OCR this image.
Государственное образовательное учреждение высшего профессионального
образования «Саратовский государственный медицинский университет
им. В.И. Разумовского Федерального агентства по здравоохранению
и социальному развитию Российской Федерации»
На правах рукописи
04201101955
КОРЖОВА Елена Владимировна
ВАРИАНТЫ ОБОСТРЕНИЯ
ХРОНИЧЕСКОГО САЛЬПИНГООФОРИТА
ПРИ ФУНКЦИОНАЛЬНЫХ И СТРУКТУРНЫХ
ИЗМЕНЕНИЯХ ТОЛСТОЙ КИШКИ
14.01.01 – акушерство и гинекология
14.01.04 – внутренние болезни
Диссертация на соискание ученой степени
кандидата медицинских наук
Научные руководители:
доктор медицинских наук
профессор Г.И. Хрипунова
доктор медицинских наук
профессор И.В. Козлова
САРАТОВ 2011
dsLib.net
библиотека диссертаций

_____

Return every record, word for word.

OCR this image.
Государственное образовательное учреждение высшего профессионального
образования «Саратовский государственный медицинский университет
им. В.И. Разумовского Федерального агентства по здравоохранению
и социальному развитию Российской Федерации»
На правах рукописи
04201101955
КОРЖОВА Елена Владимировна
ВАРИАНТЫ ОБОСТРЕНИЯ
ХРОНИЧЕСКОГО САЛЬПИНГООФОРИТА
ПРИ ФУНКЦИОНАЛЬНЫХ И СТРУКТУРНЫХ
ИЗМЕНЕНИЯХ ТОЛСТОЙ КИШКИ
14.01.01 – акушерство и гинекология
14.01.04 – внутренние болезни
Диссертация на соискание ученой степени
кандидата медицинских наук
Научные руководители:
доктор медицинских наук
профессор Г.И. Хрипунова
доктор медицинских наук
профессор И.В. Козлова
САРАТОВ 2011
dsLib.net
библиотека диссертаций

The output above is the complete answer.